Set problem:
Find the lines that hold "name". Report only how many there are.

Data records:
+-------+
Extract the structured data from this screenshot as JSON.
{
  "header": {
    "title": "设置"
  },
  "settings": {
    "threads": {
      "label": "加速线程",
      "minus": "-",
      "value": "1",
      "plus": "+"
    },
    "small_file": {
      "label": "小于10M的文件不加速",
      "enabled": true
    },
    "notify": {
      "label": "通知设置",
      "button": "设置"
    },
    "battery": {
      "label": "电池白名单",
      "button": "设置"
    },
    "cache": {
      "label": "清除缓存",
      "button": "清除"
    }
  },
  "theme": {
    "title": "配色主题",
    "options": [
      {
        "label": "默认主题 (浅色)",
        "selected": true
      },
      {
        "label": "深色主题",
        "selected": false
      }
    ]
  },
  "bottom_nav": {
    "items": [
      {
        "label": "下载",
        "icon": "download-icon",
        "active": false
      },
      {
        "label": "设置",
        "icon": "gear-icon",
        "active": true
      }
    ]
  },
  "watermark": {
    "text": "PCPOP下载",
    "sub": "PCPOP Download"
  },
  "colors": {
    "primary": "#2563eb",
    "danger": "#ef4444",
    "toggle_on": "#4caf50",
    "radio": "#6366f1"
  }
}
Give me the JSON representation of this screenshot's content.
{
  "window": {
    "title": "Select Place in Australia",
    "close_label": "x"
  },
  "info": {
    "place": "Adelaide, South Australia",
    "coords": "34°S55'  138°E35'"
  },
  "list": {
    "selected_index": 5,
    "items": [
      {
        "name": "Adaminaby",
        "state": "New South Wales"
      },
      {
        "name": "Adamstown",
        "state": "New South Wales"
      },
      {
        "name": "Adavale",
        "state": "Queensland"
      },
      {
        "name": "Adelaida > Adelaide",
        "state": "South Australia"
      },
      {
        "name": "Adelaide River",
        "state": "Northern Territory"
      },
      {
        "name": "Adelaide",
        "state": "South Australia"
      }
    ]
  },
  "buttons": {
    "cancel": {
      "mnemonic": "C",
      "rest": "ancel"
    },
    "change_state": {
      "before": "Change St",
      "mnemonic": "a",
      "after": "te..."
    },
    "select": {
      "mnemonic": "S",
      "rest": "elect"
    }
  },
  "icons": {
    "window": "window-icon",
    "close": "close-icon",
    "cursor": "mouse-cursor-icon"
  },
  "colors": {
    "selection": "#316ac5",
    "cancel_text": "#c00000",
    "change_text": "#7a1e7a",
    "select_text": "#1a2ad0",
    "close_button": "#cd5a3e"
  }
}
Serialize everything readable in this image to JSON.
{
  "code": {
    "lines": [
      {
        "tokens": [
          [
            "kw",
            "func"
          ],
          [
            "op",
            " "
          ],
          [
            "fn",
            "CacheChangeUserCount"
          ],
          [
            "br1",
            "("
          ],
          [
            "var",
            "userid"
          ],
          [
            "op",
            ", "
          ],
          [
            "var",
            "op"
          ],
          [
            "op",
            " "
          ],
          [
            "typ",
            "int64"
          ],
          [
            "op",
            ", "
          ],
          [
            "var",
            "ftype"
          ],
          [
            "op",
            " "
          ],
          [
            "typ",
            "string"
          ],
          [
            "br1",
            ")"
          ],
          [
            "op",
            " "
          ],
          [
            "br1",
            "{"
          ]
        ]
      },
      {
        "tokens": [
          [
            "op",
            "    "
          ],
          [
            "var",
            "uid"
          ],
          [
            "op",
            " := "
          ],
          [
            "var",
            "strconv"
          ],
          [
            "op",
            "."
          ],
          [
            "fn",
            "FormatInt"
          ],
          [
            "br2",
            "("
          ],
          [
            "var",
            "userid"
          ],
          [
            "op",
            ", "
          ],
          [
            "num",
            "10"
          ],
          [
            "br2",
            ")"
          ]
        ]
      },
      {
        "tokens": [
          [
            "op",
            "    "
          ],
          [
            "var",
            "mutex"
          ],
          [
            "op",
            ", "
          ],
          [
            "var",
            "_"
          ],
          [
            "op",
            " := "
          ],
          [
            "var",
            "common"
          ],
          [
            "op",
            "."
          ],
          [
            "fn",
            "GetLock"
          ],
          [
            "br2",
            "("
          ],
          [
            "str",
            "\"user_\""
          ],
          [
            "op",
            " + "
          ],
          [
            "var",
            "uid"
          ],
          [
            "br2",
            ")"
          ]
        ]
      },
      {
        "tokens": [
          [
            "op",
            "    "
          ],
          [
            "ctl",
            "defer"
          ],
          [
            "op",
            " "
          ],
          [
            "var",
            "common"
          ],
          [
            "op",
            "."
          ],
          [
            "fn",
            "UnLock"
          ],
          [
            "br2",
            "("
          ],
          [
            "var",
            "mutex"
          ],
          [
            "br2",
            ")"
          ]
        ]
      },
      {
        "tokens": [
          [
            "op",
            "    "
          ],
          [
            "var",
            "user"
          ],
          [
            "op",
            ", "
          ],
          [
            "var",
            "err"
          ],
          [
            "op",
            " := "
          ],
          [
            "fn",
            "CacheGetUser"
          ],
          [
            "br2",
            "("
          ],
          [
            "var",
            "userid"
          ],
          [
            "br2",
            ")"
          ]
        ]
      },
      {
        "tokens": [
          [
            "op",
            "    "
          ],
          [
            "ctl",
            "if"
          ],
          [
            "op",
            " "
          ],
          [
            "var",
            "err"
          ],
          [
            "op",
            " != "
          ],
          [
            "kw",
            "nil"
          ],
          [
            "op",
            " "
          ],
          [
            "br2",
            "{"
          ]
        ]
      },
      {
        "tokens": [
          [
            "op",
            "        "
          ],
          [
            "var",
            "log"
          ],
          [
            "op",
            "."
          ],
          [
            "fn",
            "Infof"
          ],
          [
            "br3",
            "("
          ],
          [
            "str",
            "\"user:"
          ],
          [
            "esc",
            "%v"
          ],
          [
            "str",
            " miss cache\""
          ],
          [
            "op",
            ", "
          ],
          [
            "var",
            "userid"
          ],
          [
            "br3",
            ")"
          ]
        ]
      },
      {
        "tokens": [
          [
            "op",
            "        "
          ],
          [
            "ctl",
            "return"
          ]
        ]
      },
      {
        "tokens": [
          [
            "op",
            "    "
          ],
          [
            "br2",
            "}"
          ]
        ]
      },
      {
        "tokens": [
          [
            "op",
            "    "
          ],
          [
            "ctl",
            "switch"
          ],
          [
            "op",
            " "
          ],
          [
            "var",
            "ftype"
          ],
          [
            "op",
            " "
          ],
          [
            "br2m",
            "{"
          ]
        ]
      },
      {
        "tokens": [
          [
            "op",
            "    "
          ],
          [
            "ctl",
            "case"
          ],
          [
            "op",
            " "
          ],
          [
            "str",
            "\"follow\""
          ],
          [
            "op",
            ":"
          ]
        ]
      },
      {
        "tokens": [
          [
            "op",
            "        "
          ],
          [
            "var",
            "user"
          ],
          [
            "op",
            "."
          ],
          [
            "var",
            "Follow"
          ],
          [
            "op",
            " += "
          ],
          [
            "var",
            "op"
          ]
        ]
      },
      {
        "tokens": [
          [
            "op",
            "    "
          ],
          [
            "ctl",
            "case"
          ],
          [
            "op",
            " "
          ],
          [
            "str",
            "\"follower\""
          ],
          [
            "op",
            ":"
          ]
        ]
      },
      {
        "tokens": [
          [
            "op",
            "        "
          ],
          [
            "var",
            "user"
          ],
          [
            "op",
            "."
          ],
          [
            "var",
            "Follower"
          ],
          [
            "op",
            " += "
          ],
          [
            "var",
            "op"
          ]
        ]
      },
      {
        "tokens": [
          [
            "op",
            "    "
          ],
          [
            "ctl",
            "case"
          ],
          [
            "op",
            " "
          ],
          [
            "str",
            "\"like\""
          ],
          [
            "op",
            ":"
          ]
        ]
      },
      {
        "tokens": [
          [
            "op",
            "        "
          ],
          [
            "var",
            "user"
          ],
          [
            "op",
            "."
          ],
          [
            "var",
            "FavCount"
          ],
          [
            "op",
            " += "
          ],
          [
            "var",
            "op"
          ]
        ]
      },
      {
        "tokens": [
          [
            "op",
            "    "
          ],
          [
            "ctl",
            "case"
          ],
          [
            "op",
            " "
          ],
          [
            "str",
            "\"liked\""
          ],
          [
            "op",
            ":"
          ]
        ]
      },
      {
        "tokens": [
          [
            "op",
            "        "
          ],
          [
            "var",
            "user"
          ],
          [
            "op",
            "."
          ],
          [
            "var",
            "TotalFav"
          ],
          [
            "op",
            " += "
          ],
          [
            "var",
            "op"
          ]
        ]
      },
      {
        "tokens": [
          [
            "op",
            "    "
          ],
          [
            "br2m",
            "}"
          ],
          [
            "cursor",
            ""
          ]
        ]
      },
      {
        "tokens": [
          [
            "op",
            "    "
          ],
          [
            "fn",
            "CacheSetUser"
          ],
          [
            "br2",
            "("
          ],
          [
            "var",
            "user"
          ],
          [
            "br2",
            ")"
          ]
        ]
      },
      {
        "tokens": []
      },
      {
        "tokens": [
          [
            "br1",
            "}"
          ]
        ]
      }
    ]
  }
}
+-------+
Result:
6